───── SOURCE PASSAGE

Cliches become cliches for a reason, and ‘culture eats strategy for breakfast’ is one such example. As experts within the people profession, you will know culture is multifaceted; that it is hard to define, harder to measure – but that it is everything.
Since the release of its 2016 paper Corporate Culture and the Role of Boards (on which the CIPD was a partner), the Financial Reporting Council (FRC) has taken an ever increasing interest in people issues, with a recognition that culture is a critical enabler of sustainable long-term performance. The recently updated Corporate Governance Code requires PLCs to provide information on employee engagement and how they are capturing employee voice. For large private companies, the Wates Principles provide similar guidance.
This all presents a huge opportunity for HR leaders to play an integral, expert and unique role at board level, representing as they do (or at least should) people and cultural expertise within the business.
At this critical time for the profession, the CIPD is delighted to be collaborating with the FRC, as the regulator develops practical guidance and insight around how businesses have adopted the revised corporate governance code and how organisations define, assess and monitor culture more widely. We are holding a series of discussions with senior people professionals and the FRC to gather insight, give feedback and share ideas.
I write this fresh from our first fascinating discussion, convened by CIPD Scotland in Edinburgh, where participants agreed that boards are taking more of an interest in people and culture issues. This has been fuelled in part by a number of external push factors – gender pay gap reporting, the revised code, increasing public and governmental scrutiny over executive pay, investor pressure and high profile corporate failures. One attendee also reflected that as boards become more diverse, the interest in people and cultural issues has increased. Those who have not come through the traditional route to chairman (and it is usually still a man) tend to see things differently, questioning how systems need to change to become fairer and more inclusive.
To be truly impactful, interest in these issues needs to go beyond box ticking. While the requirement to report gender pay gap, for example, is a good motivator, what matters is less the number than the narrative around it, the conversation it inspires and the action it leads to. As David Styles, FRC director of corporate governance, reflected, there exist plenty of examples of businesses that have viewed compliance with the code as a box ticking exercise – and then been damaged by a public corporate scandal.
Hearteningly, our discussion uncovered some innovative examples of businesses going far beyond box ticking. One has changed board reporting templates to start with an assessment of how the issue at hand relates to organisational purpose and values. Another has launched a colleague advisory panel, chaired by a non-executive director, which includes a diverse range of people from around the business (including contractors), and meets twice a year to discuss key strategic issues, feeding back to the board.
Outside of this discussion, I know one people director who has played a key role in reforming her organisation’s board committees, replacing RemCo and NomCo with a single ‘people and development’ committee (similar to what the CIPD recommended in our recent RemCo Reform report). Another has qualified as a company secretary, so sure is he of the opportunity for HR to take the lead on corporate governance.

──────────

## WHAT THIS EXERCISE ASKS
- a) In the culture article, how often does the colleague advisory panel meet?
- b) Write out the part of the culture article starting with "I write this" and going on through "and more inclusive.".

───── EXTRACTED MATERIAL

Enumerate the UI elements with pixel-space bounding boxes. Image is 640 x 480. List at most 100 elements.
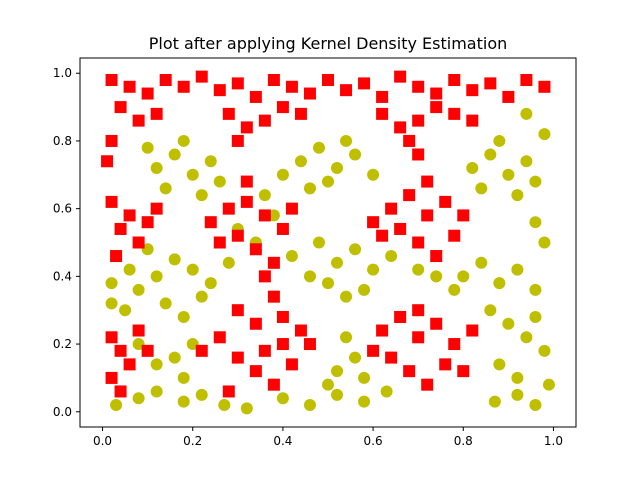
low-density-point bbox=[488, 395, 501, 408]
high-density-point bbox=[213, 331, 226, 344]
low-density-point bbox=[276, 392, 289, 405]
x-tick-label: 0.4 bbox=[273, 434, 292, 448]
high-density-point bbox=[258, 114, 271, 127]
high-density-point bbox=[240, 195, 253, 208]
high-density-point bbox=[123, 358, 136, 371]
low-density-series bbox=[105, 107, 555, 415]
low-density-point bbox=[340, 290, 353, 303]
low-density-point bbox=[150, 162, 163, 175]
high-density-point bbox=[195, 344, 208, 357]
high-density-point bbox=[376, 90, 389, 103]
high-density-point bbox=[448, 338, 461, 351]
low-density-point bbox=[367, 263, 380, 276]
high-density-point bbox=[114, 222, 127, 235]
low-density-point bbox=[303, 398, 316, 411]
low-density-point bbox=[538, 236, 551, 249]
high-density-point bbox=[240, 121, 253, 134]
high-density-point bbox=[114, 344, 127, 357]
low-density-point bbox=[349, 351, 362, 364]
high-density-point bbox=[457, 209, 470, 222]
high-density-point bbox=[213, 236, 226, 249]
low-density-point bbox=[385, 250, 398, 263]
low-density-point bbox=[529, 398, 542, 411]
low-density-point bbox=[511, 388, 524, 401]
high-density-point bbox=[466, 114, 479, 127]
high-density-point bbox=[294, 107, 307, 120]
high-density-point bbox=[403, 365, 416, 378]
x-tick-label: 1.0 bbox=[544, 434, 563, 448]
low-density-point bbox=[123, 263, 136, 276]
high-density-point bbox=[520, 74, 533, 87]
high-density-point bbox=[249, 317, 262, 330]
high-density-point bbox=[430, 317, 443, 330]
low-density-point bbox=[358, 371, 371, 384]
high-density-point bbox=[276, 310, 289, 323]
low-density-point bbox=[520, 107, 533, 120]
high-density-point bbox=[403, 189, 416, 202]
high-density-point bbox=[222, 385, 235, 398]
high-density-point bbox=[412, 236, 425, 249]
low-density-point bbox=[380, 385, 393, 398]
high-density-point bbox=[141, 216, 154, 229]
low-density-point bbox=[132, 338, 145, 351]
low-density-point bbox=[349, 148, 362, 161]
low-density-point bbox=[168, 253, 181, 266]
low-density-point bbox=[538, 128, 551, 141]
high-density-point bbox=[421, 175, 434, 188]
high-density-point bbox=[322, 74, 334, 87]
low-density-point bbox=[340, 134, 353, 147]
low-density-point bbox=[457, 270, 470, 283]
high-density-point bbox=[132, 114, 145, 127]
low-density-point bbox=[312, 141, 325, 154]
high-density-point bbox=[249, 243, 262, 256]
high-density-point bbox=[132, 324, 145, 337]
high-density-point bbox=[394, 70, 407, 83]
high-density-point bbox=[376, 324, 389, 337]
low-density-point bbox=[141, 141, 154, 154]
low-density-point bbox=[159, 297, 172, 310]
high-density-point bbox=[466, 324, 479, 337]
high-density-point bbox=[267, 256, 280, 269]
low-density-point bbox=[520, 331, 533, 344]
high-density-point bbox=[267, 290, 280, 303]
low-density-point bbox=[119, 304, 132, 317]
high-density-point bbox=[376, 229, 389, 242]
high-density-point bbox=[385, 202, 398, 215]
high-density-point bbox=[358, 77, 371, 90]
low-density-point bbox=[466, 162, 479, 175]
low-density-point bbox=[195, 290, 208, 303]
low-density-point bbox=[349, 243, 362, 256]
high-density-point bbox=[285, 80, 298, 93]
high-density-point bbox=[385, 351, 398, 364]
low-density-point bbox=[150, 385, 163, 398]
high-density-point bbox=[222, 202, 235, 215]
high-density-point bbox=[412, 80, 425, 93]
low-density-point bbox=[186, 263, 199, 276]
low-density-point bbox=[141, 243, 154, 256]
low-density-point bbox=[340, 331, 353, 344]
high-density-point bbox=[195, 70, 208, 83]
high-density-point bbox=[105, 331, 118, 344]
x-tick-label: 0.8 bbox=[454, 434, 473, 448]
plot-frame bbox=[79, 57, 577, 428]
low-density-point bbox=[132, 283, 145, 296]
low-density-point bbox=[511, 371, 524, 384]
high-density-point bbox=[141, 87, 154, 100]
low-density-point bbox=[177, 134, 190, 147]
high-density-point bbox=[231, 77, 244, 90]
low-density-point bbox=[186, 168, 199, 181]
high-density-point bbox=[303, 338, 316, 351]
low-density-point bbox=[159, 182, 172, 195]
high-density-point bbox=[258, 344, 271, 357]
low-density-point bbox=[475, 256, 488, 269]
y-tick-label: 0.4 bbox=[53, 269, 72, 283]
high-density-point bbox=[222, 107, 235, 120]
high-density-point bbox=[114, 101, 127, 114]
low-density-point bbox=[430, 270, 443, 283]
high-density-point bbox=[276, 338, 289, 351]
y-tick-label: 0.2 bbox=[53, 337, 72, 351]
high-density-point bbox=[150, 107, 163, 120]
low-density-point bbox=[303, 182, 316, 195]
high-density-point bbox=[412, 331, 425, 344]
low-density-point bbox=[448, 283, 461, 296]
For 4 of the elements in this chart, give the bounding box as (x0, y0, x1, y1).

──────────
───── EXTRACTED MATERIAL

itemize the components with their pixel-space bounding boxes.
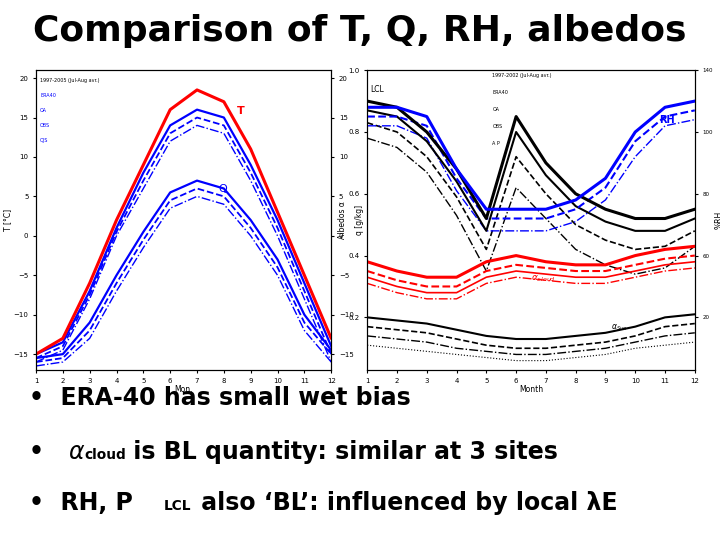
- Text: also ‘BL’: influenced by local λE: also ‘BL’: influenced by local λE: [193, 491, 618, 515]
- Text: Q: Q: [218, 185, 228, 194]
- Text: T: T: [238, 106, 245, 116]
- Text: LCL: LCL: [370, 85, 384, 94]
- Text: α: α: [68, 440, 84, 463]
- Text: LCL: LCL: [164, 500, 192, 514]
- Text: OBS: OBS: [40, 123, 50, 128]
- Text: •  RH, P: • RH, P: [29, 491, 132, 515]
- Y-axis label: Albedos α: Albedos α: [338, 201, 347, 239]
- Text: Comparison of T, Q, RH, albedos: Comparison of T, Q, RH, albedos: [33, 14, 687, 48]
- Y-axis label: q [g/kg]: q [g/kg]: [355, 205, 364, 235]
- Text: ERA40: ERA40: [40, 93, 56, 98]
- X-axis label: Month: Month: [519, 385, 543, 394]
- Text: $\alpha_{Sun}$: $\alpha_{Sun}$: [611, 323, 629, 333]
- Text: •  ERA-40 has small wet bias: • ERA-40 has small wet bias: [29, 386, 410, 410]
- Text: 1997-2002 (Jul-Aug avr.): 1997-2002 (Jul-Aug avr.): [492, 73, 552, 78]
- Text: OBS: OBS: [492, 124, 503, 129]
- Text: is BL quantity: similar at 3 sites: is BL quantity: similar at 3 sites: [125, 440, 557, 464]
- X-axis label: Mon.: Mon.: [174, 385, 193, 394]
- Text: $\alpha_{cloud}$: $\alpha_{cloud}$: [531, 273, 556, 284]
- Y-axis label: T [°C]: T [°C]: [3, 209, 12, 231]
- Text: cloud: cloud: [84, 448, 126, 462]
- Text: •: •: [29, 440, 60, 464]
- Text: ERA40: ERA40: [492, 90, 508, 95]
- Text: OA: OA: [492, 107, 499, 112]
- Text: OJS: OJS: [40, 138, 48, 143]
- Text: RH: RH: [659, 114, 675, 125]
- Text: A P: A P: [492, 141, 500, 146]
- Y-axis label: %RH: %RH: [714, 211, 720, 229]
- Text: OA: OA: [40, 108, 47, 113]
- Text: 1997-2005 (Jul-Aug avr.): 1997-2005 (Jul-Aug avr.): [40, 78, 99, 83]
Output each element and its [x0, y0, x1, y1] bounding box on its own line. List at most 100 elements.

──────────

## OUTPUTS BY TASK
- a) Twice a year.

- b)
I write this fresh from our first fascinating discussion, convened by CIPD Scotland in Edinburgh, where participants agreed that boards are taking more of an interest in people and culture issues. This has been fuelled in part by a number of external push factors – gender pay gap reporting, the revised code, increasing public and governmental scrutiny over executive pay, investor pressure and high profile corporate failures. One attendee also reflected that as boards become more diverse, the interest in people and cultural issues has increased. Those who have not come through the traditional route to chairman (and it is usually still a man) tend to see things differently, questioning how systems need to change to become fairer and more inclusive.